INSTRUCTIONS TO FOLLOW: In the data, extract each line that holds the string "Create".

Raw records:
□ □ □ □

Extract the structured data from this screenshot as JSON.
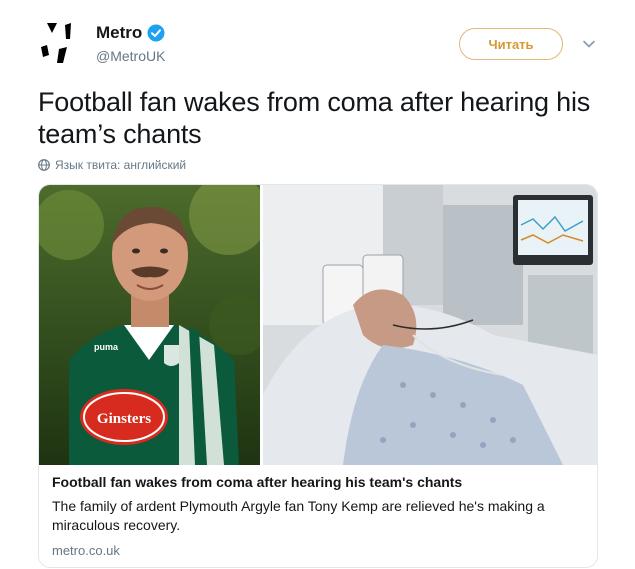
{
  "account": {
    "display_name": "Metro",
    "handle": "@MetroUK",
    "verified": true
  },
  "follow_button": {
    "label": "Читать"
  },
  "tweet": {
    "text": "Football fan wakes from coma after hearing his team’s chants",
    "language_note": "Язык твита: английский"
  },
  "card": {
    "title": "Football fan wakes from coma after hearing his team's chants",
    "description": "The family of ardent Plymouth Argyle fan Tony Kemp are relieved he's making a miraculous recovery.",
    "domain": "metro.co.uk",
    "jersey_sponsor": "Ginsters",
    "jersey_brand": "puma"
  },
  "colors": {
    "accent": "#d79a33",
    "verified_blue": "#1da1f2",
    "jersey_green": "#0b5a3c",
    "sponsor_red": "#d62b1e",
    "muted_text": "#657786"
  },
  "icons": {
    "avatar": "metro-logo-icon",
    "verified": "verified-badge-icon",
    "menu": "chevron-down-icon",
    "language": "globe-icon"
  }
}
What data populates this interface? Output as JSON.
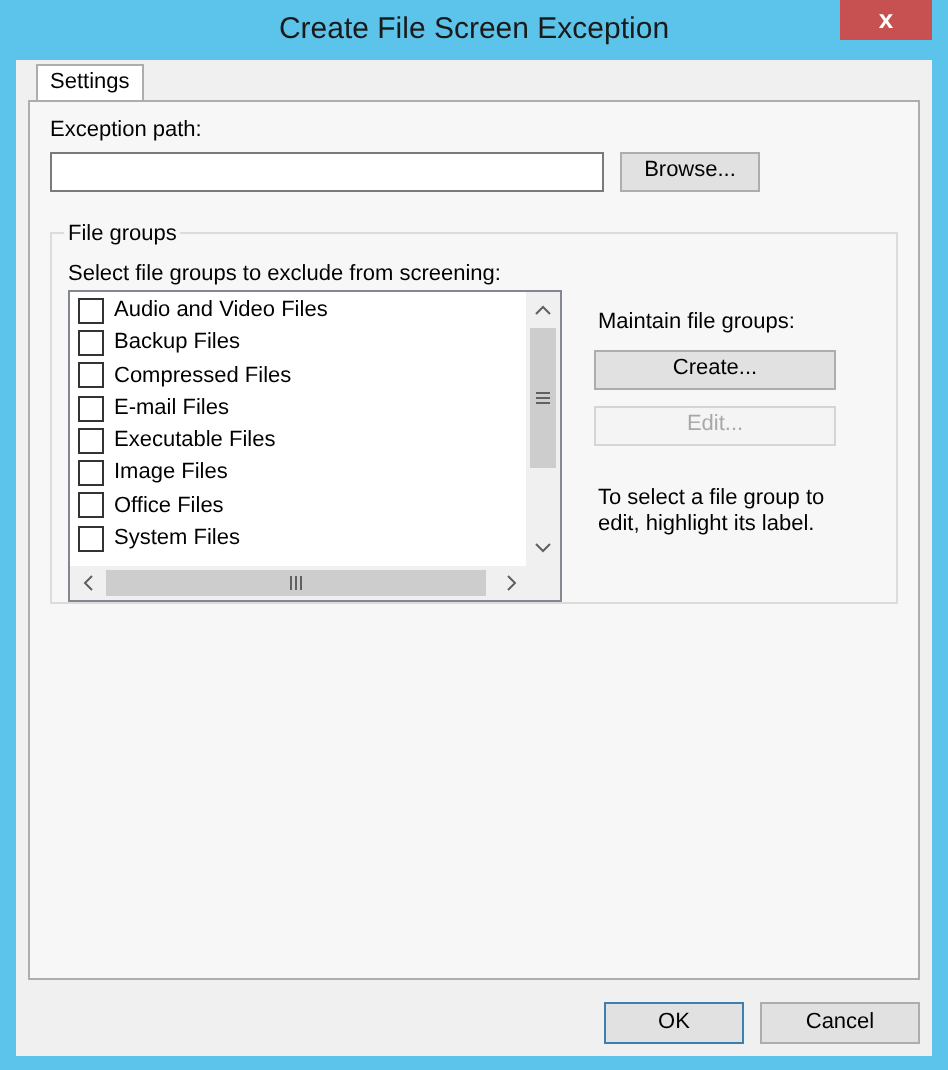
{
  "window": {
    "title": "Create File Screen Exception",
    "close": "x"
  },
  "tabs": [
    {
      "label": "Settings",
      "selected": true
    }
  ],
  "exception_path": {
    "label": "Exception path:",
    "browse": "Browse..."
  },
  "file_groups": {
    "title": "File groups",
    "list_label": "Select file groups to exclude from screening:",
    "items": [
      {
        "label": "Audio and Video Files",
        "checked": false
      },
      {
        "label": "Backup Files",
        "checked": false
      },
      {
        "label": "Compressed Files",
        "checked": false
      },
      {
        "label": "E-mail Files",
        "checked": false
      },
      {
        "label": "Executable Files",
        "checked": false
      },
      {
        "label": "Image Files",
        "checked": false
      },
      {
        "label": "Office Files",
        "checked": false
      },
      {
        "label": "System Files",
        "checked": false
      }
    ],
    "maintain_label": "Maintain file groups:",
    "buttons": [
      {
        "label": "Create...",
        "disabled": false
      },
      {
        "label": "Edit...",
        "disabled": true
      }
    ],
    "hint": "To select a file group to edit, highlight its label."
  },
  "buttons": [
    "OK",
    "Cancel"
  ]
}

□ □ □ □

IN RESPONSE:
    "title": "Create File Screen Exception",
        "label": "Create...",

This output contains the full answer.